[Records excerpted from a collection]
|---|

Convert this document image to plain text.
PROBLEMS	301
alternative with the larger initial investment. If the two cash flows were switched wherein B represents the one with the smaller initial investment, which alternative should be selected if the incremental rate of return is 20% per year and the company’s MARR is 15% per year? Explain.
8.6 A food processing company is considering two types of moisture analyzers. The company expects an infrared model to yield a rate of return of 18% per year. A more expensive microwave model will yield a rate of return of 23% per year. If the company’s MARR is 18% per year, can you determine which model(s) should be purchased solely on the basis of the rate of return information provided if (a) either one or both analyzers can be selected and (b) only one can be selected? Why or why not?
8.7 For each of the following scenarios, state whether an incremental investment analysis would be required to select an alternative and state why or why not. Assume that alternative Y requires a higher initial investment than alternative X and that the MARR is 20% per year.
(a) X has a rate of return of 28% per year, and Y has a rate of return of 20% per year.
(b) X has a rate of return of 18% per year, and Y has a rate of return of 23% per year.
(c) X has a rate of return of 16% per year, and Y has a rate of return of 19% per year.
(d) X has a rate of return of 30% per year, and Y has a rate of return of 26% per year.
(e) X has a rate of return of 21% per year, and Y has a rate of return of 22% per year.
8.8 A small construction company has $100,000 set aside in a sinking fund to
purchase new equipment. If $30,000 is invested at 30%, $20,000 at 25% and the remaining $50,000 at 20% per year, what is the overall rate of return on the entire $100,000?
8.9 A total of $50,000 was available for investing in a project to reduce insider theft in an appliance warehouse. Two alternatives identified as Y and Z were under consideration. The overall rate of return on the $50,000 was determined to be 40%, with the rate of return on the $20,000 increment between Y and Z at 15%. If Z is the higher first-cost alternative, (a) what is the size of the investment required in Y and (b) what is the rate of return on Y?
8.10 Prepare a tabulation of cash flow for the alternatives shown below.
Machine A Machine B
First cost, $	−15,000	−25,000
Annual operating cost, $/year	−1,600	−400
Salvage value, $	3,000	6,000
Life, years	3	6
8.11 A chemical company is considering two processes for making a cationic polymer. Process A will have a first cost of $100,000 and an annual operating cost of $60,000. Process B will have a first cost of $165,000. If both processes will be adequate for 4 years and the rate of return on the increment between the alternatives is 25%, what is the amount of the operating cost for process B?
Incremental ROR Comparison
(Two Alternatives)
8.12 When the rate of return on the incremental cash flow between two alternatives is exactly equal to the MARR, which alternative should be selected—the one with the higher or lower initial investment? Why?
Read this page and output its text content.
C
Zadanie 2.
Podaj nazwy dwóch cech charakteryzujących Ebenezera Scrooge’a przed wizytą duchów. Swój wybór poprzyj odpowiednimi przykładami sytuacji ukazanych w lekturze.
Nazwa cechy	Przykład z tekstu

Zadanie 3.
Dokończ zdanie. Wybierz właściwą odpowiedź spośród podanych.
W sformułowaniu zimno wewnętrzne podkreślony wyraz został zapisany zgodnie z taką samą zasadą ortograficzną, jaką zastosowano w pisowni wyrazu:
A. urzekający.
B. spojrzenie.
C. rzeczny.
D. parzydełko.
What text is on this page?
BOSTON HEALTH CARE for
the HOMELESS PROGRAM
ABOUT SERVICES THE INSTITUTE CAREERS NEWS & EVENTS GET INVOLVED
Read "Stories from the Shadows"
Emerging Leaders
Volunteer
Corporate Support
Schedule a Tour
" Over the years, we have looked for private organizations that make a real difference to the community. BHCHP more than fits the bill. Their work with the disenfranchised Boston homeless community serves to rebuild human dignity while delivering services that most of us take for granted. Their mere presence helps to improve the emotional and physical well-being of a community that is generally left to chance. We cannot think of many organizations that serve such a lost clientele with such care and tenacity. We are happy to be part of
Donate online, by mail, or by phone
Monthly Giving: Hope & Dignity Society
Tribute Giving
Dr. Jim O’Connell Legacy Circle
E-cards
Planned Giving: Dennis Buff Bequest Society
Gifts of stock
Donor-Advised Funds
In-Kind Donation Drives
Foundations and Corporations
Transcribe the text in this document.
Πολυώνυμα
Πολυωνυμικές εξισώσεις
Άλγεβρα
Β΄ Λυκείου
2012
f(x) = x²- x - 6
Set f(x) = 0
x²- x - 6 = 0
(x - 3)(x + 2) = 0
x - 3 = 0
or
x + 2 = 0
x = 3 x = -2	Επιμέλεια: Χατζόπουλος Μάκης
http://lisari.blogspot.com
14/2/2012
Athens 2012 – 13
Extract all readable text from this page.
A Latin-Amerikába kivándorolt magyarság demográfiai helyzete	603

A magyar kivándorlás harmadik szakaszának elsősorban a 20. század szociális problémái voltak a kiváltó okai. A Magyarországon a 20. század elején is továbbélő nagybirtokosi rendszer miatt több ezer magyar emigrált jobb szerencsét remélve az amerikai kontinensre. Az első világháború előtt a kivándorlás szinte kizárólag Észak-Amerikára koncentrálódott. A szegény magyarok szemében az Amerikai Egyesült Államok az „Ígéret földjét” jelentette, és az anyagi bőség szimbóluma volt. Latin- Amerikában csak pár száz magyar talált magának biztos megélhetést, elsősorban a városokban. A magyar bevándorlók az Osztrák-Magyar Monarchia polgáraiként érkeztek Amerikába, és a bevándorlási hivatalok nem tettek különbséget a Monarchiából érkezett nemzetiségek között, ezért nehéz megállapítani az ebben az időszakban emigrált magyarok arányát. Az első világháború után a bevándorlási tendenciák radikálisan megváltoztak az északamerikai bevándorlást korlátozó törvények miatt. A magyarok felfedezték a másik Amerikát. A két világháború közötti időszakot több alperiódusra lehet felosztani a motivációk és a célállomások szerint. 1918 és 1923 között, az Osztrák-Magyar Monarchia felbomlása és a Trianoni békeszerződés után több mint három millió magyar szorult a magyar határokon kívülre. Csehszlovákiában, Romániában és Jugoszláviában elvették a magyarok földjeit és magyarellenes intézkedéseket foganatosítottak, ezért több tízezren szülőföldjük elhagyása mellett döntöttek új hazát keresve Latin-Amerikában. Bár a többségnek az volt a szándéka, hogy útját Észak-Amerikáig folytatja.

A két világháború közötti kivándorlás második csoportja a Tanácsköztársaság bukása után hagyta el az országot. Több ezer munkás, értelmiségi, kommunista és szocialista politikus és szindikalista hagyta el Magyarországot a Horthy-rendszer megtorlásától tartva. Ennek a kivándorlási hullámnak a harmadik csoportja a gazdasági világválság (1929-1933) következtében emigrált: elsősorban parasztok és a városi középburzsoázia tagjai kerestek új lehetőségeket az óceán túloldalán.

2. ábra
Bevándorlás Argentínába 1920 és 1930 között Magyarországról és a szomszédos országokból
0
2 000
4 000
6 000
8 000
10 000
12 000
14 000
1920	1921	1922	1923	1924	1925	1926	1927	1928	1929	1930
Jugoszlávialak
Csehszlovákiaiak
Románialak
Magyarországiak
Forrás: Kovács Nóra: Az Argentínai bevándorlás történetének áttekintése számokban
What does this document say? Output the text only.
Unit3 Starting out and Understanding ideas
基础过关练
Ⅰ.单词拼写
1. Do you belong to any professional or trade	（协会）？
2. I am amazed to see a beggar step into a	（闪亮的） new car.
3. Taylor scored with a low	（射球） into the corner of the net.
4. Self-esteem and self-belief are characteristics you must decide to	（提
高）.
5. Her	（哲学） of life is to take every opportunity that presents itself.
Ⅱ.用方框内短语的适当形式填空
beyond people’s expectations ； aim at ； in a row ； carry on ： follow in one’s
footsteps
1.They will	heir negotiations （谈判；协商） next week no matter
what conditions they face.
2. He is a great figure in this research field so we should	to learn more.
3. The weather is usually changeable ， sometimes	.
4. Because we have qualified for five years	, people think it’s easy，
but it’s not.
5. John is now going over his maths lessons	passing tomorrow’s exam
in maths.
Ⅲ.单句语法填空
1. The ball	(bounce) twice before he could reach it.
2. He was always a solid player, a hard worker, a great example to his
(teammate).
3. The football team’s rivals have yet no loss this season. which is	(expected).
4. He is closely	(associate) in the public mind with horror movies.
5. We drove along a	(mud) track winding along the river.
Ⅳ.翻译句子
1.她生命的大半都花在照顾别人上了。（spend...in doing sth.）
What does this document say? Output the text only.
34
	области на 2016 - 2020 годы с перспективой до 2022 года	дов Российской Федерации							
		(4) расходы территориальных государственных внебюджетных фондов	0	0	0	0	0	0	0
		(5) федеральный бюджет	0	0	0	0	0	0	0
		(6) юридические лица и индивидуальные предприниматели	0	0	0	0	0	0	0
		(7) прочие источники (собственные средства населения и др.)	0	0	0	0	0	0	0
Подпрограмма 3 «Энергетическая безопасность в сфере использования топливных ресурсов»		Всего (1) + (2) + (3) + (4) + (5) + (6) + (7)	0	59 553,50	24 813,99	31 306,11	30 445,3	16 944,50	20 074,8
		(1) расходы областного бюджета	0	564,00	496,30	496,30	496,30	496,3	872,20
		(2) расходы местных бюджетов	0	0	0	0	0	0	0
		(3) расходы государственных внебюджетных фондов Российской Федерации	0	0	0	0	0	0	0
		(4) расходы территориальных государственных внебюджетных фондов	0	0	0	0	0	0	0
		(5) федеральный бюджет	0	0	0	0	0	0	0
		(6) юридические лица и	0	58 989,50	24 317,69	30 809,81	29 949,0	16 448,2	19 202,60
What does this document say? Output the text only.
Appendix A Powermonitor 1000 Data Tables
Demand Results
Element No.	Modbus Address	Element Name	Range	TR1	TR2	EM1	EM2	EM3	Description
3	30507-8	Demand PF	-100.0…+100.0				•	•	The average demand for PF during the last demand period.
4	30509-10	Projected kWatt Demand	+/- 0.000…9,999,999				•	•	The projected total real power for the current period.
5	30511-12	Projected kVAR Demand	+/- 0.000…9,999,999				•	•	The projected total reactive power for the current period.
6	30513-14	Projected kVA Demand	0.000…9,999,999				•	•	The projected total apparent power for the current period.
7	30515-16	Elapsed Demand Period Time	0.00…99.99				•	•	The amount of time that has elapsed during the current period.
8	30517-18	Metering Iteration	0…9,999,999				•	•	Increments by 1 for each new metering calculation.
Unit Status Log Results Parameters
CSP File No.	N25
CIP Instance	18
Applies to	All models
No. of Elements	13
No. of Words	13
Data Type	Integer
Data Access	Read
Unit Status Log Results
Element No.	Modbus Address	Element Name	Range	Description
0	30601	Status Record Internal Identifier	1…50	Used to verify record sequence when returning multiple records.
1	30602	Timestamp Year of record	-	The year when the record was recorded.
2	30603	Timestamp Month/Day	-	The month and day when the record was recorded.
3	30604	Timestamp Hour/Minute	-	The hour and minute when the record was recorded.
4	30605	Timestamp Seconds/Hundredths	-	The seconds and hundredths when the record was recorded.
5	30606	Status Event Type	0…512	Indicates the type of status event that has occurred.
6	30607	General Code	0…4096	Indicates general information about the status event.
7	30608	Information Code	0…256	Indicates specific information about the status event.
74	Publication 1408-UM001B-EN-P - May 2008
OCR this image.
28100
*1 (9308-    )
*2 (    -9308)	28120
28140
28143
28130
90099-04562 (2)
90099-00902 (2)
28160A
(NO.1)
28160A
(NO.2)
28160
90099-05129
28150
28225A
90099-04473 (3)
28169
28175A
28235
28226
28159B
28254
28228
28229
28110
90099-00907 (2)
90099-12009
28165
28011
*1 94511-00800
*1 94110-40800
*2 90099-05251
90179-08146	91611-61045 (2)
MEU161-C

|---|

» WHAT THIS TASK INVOLVES
Write the lines out exactly, from the one with "OCR this image." down to the last line of the listing, and leave out all others.

» SOLUTION BELOW
OCR this image.
28100
*1 (9308-    )
*2 (    -9308)	28120
28140
28143
28130
90099-04562 (2)
90099-00902 (2)
28160A
(NO.1)
28160A
(NO.2)
28160
90099-05129
28150
28225A
90099-04473 (3)
28169
28175A
28235
28226
28159B
28254
28228
28229
28110
90099-00907 (2)
90099-12009
28165
28011
*1 94511-00800
*1 94110-40800
*2 90099-05251
90179-08146	91611-61045 (2)
MEU161-C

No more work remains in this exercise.